SUPPLIED PASSAGE
....

Numerical constants

Numerical constants are of a single type and have the form:

  1. hexdigit = digit | 'A'..'F' | 'a'..'f'
  2. octdigit = '0'..'7'
  3. bindigit = '0'..'1'
  4. HEX_LIT = '0' ('x' | 'X' ) hexdigit ( ['_'] hexdigit )*
  5. DEC_LIT = digit ( ['_'] digit )*
  6. OCT_LIT = '0' 'o' octdigit ( ['_'] octdigit )*
  7. BIN_LIT = '0' ('b' | 'B' ) bindigit ( ['_'] bindigit )*
  8. INT_LIT = HEX_LIT
  9. | DEC_LIT
  10. | OCT_LIT
  11. | BIN_LIT
  12. INT8_LIT = INT_LIT ['\''] ('i' | 'I') '8'
  13. INT16_LIT = INT_LIT ['\''] ('i' | 'I') '16'
  14. INT32_LIT = INT_LIT ['\''] ('i' | 'I') '32'
  15. INT64_LIT = INT_LIT ['\''] ('i' | 'I') '64'
  16. UINT_LIT = INT_LIT ['\''] ('u' | 'U')
  17. UINT8_LIT = INT_LIT ['\''] ('u' | 'U') '8'
  18. UINT16_LIT = INT_LIT ['\''] ('u' | 'U') '16'
  19. UINT32_LIT = INT_LIT ['\''] ('u' | 'U') '32'
  20. UINT64_LIT = INT_LIT ['\''] ('u' | 'U') '64'
  21. exponent = ('e' | 'E' ) ['+' | '-'] digit ( ['_'] digit )*
  22. FLOAT_LIT = digit (['_'] digit)* (('.' digit (['_'] digit)* [exponent]) |exponent)

....

RECORDS SHOWN
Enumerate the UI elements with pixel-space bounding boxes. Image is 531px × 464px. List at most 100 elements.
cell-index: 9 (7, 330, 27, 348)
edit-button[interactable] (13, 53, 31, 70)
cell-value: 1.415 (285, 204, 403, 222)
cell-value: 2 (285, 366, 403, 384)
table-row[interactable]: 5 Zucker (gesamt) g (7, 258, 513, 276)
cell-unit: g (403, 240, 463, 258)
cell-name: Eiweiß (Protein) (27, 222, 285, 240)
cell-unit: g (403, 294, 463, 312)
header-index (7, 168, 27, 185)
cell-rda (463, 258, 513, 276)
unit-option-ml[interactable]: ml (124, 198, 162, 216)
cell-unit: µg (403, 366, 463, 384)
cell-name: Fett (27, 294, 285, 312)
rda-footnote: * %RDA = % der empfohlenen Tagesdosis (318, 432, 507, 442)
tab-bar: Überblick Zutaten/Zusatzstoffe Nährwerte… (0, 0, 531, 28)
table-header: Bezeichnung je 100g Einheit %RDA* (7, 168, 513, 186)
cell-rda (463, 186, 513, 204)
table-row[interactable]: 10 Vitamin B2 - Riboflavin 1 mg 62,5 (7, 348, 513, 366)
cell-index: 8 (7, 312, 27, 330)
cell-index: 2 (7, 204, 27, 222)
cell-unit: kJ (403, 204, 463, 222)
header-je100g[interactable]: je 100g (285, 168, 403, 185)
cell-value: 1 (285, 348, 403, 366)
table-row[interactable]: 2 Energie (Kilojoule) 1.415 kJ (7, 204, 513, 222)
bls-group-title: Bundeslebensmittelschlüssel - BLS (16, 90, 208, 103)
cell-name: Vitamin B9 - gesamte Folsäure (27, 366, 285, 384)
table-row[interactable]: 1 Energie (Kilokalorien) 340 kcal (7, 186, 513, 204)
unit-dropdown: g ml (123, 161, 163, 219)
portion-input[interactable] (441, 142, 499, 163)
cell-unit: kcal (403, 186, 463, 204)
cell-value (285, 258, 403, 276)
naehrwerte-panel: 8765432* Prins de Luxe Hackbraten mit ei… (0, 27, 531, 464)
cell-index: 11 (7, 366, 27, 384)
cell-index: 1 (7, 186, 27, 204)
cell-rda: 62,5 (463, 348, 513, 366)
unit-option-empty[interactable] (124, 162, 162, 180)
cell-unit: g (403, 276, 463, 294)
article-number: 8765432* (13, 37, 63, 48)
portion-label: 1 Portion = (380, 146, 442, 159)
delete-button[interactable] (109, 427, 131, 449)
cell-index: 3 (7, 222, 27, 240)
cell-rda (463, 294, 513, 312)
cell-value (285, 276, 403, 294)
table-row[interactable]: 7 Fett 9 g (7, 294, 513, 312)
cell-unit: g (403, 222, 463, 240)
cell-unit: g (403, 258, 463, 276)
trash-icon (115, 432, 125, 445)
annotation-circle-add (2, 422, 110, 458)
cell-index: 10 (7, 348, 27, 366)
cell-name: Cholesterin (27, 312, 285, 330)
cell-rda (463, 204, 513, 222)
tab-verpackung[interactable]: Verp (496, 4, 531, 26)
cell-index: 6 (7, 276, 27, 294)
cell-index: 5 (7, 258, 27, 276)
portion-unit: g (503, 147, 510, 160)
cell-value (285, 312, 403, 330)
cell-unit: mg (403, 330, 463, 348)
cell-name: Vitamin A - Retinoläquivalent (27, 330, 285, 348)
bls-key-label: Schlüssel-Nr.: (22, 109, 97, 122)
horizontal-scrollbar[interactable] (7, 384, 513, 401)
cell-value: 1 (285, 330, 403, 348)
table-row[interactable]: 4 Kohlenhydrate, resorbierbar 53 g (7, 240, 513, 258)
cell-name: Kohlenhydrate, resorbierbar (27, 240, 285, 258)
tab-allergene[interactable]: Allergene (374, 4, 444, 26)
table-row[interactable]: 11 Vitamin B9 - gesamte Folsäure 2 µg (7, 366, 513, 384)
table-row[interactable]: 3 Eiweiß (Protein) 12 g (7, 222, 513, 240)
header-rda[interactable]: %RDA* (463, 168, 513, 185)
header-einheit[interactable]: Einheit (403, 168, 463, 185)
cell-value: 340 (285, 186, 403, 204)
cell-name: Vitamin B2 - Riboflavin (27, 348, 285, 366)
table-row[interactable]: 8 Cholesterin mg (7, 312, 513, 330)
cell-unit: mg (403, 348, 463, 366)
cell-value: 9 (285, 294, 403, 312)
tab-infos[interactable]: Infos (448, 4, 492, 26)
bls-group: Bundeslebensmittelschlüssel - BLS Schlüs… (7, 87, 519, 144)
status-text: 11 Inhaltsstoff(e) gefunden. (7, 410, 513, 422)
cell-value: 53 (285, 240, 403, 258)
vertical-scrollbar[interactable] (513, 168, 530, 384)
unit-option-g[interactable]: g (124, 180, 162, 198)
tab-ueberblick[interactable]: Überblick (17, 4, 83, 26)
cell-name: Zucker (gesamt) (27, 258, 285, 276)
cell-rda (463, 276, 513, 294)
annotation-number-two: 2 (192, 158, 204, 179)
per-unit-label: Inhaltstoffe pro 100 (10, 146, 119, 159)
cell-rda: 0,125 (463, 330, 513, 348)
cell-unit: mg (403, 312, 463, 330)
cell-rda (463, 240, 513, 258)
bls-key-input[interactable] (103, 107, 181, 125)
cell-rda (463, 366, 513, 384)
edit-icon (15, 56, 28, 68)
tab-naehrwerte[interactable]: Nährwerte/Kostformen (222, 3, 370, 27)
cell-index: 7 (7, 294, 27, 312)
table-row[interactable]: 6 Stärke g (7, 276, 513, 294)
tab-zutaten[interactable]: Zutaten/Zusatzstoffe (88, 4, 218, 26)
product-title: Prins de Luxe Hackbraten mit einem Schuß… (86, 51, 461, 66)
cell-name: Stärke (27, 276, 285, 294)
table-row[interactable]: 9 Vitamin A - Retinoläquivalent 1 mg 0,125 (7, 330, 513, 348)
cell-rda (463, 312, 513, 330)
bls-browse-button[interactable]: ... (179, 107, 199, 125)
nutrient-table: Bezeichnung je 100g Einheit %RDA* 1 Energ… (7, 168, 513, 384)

....

ASSIGNED TASK
In the numerical constants grammar, what range of characters is allowed for an octdigit? The items are separate material, unrelated to the numerical constants grammar.

ANSWER BOX
The characters '0' through '7'.